(GIVEN REQUEST) Exactly as they appear, output all of the entries.

(STORED DATA)
-.-.-

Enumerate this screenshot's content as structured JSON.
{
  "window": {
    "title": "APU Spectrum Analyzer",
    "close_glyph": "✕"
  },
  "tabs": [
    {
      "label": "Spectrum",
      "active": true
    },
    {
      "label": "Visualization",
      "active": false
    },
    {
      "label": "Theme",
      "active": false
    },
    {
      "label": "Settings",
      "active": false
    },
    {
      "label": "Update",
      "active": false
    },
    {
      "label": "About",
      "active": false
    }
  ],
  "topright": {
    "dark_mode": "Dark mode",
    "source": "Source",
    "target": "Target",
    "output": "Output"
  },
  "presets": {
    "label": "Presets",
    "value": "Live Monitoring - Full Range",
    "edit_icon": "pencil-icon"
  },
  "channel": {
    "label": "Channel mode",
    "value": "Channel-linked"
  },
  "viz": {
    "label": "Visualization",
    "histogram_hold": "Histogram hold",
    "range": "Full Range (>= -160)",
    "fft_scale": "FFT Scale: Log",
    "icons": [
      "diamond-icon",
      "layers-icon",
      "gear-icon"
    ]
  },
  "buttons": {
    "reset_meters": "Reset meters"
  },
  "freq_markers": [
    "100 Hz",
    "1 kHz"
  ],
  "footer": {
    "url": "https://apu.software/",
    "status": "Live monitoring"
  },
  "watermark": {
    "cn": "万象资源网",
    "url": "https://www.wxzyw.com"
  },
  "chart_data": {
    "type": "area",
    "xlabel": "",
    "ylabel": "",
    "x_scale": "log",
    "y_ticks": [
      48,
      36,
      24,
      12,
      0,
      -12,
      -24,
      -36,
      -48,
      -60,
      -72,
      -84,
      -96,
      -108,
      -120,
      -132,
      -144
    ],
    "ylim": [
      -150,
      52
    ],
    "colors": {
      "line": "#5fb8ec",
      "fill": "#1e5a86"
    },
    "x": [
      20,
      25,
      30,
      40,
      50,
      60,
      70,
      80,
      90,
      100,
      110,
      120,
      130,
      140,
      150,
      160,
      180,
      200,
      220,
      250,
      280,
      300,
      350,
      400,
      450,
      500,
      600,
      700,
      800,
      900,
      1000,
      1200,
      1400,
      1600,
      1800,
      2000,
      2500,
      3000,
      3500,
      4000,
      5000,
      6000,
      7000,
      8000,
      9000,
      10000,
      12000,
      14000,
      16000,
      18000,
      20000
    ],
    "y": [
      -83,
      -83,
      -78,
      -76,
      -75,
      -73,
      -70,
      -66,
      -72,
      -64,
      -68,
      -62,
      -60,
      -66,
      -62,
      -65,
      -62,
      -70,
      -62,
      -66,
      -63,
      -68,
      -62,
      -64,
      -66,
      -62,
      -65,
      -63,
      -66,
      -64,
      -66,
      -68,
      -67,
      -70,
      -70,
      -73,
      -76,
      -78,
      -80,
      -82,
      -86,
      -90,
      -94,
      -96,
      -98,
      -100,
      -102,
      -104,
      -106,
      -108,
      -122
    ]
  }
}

-.-.-

(RESULT OF THE EXERCISE)
Enumerate this screenshot's content as structured JSON.
{
  "window": {
    "title": "APU Spectrum Analyzer",
    "close_glyph": "✕"
  },
  "tabs": [
    {
      "label": "Spectrum",
      "active": true
    },
    {
      "label": "Visualization",
      "active": false
    },
    {
      "label": "Theme",
      "active": false
    },
    {
      "label": "Settings",
      "active": false
    },
    {
      "label": "Update",
      "active": false
    },
    {
      "label": "About",
      "active": false
    }
  ],
  "topright": {
    "dark_mode": "Dark mode",
    "source": "Source",
    "target": "Target",
    "output": "Output"
  },
  "presets": {
    "label": "Presets",
    "value": "Live Monitoring - Full Range",
    "edit_icon": "pencil-icon"
  },
  "channel": {
    "label": "Channel mode",
    "value": "Channel-linked"
  },
  "viz": {
    "label": "Visualization",
    "histogram_hold": "Histogram hold",
    "range": "Full Range (>= -160)",
    "fft_scale": "FFT Scale: Log",
    "icons": [
      "diamond-icon",
      "layers-icon",
      "gear-icon"
    ]
  },
  "buttons": {
    "reset_meters": "Reset meters"
  },
  "freq_markers": [
    "100 Hz",
    "1 kHz"
  ],
  "footer": {
    "url": "https://apu.software/",
    "status": "Live monitoring"
  },
  "watermark": {
    "cn": "万象资源网",
    "url": "https://www.wxzyw.com"
  },
  "chart_data": {
    "type": "area",
    "xlabel": "",
    "ylabel": "",
    "x_scale": "log",
    "y_ticks": [
      48,
      36,
      24,
      12,
      0,
      -12,
      -24,
      -36,
      -48,
      -60,
      -72,
      -84,
      -96,
      -108,
      -120,
      -132,
      -144
    ],
    "ylim": [
      -150,
      52
    ],
    "colors": {
      "line": "#5fb8ec",
      "fill": "#1e5a86"
    },
    "x": [
      20,
      25,
      30,
      40,
      50,
      60,
      70,
      80,
      90,
      100,
      110,
      120,
      130,
      140,
      150,
      160,
      180,
      200,
      220,
      250,
      280,
      300,
      350,
      400,
      450,
      500,
      600,
      700,
      800,
      900,
      1000,
      1200,
      1400,
      1600,
      1800,
      2000,
      2500,
      3000,
      3500,
      4000,
      5000,
      6000,
      7000,
      8000,
      9000,
      10000,
      12000,
      14000,
      16000,
      18000,
      20000
    ],
    "y": [
      -83,
      -83,
      -78,
      -76,
      -75,
      -73,
      -70,
      -66,
      -72,
      -64,
      -68,
      -62,
      -60,
      -66,
      -62,
      -65,
      -62,
      -70,
      -62,
      -66,
      -63,
      -68,
      -62,
      -64,
      -66,
      -62,
      -65,
      -63,
      -66,
      -64,
      -66,
      -68,
      -67,
      -70,
      -70,
      -73,
      -76,
      -78,
      -80,
      -82,
      -86,
      -90,
      -94,
      -96,
      -98,
      -100,
      -102,
      -104,
      -106,
      -108,
      -122
    ]
  }
}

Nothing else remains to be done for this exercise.